▶ Exercise brief
Search the data for the word "verified" and copy every line where it occurs.

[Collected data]
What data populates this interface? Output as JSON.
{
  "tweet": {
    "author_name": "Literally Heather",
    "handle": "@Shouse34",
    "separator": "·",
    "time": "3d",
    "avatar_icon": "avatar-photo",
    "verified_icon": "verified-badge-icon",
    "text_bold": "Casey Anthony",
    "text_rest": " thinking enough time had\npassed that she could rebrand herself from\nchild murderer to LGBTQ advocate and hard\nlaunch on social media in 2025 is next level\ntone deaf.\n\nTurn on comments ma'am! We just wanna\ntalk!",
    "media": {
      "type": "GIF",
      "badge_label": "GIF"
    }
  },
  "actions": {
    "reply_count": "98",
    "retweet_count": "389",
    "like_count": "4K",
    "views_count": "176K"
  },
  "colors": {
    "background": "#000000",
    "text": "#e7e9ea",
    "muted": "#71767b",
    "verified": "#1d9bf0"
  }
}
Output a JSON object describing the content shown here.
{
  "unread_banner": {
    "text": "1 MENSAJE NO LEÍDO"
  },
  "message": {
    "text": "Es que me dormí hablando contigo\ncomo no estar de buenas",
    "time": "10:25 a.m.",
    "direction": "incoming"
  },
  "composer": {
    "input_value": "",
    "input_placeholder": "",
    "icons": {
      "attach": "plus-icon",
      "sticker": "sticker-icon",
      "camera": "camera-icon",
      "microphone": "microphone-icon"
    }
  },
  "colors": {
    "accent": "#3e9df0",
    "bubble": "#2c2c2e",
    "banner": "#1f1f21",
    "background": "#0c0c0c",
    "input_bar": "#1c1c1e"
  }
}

▶ Answer
    "verified_icon": "verified-badge-icon",
    "verified": "#1d9bf0"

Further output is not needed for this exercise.